Fig. 103.—Method of giving chloroform for obstetrical anæsthesia.
The agents used are chloroform, ether and nitrous oxid gas, while what is popularly called “twilight sleep” is produced, completely or in a modified degree, by the hypodermic administration of scopolamin and morphine.
Chloroform. Of these various drugs chloroform is apparently the anesthetic most widely used in normal obstetrics. Its advantages are that it is easy to give; quick in its action and is followed by little or no nausea or other ill effects. For some reason, as yet not explained, the woman in labor enjoys a certain amount of immunity against chloroform poisoning, but this tolerance exists only during labor as the puerperal woman is subject to the same dangers as any other individual.
Chloroform is not usually administered until the patient is well along in the second stage, or until the head may be felt through the perineum, or is in sight. The patient’s face should be oiled and protected with a towel or gauze folded across her brow, mouth and chin to prevent burns that might follow the inadvertent dropping of chloroform on her face. With the beginning of a pain, a few drops are poured on the inhaler which is held about an inch from the face to give a free admixture of air, and the patient is told to breathe in deeply. (Fig. [103].) The inhaler is removed as soon as the pain subsides, but reapplied as soon as another pain begins. The patient retains consciousness and is able to talk under this degree of anesthesia, but her suffering is greatly relieved. It has the advantage, also, of lessening the danger of perineal tears, as the accoucheur has better control of the delivery when the patient lies quietly than when she tosses violently about the bed, and a tear resulting from the sudden delivery of the head at the height of a pain may in this way be averted.

- _Provided information_:
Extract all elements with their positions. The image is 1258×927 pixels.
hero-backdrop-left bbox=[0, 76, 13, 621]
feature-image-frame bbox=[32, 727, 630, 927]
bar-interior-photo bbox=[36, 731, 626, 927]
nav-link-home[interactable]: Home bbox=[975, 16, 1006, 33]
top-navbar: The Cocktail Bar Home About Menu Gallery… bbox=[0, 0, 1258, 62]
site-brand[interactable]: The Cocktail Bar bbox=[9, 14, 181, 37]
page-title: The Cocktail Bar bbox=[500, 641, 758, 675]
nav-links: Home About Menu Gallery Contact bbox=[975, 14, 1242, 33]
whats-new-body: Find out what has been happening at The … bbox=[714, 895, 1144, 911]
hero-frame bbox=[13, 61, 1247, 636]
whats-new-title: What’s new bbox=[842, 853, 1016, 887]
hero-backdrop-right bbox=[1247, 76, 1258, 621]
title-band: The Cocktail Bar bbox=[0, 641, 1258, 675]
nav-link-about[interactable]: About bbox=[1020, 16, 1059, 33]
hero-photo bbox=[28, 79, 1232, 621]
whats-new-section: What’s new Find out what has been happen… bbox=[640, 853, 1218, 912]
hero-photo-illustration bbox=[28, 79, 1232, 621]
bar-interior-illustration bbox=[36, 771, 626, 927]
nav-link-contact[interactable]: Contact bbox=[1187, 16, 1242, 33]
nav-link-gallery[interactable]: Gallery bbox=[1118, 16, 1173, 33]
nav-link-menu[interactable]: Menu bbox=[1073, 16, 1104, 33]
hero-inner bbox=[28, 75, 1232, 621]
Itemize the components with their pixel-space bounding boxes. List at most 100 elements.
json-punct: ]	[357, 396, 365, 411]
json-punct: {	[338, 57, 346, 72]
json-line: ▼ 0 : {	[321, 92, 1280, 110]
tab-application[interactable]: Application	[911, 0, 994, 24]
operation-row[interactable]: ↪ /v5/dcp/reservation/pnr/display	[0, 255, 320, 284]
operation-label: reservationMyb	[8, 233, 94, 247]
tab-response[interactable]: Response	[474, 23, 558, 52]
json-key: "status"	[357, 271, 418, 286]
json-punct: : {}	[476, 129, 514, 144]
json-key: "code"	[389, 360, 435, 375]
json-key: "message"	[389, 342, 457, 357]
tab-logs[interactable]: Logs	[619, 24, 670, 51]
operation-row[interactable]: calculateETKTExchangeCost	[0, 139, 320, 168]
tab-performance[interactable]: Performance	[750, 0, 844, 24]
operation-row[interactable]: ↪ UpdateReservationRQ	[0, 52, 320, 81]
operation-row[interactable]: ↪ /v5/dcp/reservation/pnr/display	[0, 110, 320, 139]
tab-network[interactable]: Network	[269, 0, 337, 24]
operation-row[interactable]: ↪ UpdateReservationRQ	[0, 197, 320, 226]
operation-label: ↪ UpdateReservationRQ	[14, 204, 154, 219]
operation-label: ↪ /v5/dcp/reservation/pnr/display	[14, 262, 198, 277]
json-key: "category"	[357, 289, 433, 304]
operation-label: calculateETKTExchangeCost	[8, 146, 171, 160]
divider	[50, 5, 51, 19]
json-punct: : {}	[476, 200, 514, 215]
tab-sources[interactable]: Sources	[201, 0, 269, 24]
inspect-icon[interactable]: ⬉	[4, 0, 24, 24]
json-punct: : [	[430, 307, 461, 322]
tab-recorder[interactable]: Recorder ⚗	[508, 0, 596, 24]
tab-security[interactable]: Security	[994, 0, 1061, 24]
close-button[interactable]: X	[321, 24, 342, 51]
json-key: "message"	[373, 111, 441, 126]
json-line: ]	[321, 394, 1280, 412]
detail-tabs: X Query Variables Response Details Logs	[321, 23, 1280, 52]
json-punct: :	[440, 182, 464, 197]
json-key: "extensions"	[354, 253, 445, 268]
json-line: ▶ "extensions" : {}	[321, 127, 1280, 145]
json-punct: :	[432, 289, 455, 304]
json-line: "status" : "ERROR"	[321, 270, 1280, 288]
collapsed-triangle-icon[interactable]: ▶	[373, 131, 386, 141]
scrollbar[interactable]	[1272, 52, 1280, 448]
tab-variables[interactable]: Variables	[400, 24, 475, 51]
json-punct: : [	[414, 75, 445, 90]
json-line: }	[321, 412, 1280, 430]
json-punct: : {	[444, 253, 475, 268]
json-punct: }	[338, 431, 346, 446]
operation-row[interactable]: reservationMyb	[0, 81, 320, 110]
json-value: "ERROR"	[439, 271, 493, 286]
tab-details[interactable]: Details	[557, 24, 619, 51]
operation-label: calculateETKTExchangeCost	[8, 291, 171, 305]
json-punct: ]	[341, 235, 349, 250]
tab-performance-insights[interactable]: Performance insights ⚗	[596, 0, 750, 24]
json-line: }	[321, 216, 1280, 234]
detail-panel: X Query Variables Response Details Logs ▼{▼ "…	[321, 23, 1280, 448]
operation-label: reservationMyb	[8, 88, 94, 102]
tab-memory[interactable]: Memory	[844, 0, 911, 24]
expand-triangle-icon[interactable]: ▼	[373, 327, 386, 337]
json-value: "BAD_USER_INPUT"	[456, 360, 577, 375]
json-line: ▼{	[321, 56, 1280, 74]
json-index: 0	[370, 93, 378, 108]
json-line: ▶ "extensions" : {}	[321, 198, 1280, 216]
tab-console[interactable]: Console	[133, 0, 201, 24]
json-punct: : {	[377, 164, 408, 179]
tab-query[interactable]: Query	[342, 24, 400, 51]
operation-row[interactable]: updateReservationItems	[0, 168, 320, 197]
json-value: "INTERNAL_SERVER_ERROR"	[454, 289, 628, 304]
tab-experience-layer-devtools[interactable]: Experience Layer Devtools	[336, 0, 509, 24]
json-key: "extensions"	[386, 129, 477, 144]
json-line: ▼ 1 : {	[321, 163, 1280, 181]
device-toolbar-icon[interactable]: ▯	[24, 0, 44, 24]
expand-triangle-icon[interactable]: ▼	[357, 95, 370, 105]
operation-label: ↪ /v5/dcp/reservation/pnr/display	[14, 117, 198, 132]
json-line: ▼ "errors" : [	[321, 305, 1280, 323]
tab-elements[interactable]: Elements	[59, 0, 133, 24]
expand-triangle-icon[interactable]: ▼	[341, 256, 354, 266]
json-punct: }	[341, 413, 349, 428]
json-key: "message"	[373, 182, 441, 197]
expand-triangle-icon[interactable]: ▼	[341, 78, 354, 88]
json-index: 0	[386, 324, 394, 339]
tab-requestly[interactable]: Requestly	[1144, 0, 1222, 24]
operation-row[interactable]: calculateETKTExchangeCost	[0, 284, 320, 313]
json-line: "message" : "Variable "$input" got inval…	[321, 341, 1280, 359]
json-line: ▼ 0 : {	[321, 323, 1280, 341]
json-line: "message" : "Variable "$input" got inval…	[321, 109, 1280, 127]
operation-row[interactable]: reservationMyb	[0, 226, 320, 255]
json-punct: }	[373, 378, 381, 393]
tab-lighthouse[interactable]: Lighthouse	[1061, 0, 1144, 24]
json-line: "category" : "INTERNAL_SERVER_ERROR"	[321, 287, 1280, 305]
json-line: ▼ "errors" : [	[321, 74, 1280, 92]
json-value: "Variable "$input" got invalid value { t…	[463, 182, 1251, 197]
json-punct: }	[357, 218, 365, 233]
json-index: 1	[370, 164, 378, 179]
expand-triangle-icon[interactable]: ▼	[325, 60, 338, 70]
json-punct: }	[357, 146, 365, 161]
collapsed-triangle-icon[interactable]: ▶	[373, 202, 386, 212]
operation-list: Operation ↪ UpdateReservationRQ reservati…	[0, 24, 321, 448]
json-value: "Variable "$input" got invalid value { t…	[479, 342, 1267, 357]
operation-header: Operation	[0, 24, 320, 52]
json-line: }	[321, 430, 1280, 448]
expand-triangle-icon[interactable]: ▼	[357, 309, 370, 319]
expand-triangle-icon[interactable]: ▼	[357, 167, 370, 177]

- _What you will do_: Carry on the passage on anesthesia in childbirth from the point where it stops.

- _Answer for this exercise_:
This light, intermittent anesthesia, now so widely used, is called obstetrical anesthesia or anesthesia à la reine, after Queen Victoria, upon whom it was first employed at the birth of her seventh child, in 1853.
When the perineum is distended to its maximum, obstetrical anesthesia is not always sufficient, and complete anesthesia may be employed; but even this requires very little chloroform. Under ordinary conditions, the anesthesia is discontinued as soon as the child is born, for unless there is an extensive tear, the patient is sufficiently anesthetized to permit of a perineal repair and the delivery of the placenta.
Chloroform is not often given early in labor because of the general belief that its free or prolonged use lessens the force and frequency of uterine contractions, thus prolonging labor, and also may unfavorably affect the child. But small doses seem to stimulate rather than retard contractions, and by having her pain relieved, the patient is prompted to make greater effort to use her abdominal muscles, an end greatly to be desired.
If complete anesthesia is needed for more than a few moments, after the child is born, ether usually replaces the chloroform, being considered more satisfactory for prolonged anesthesia, but many obstetricians prefer not to give it until after delivery because of its possible effect upon the child.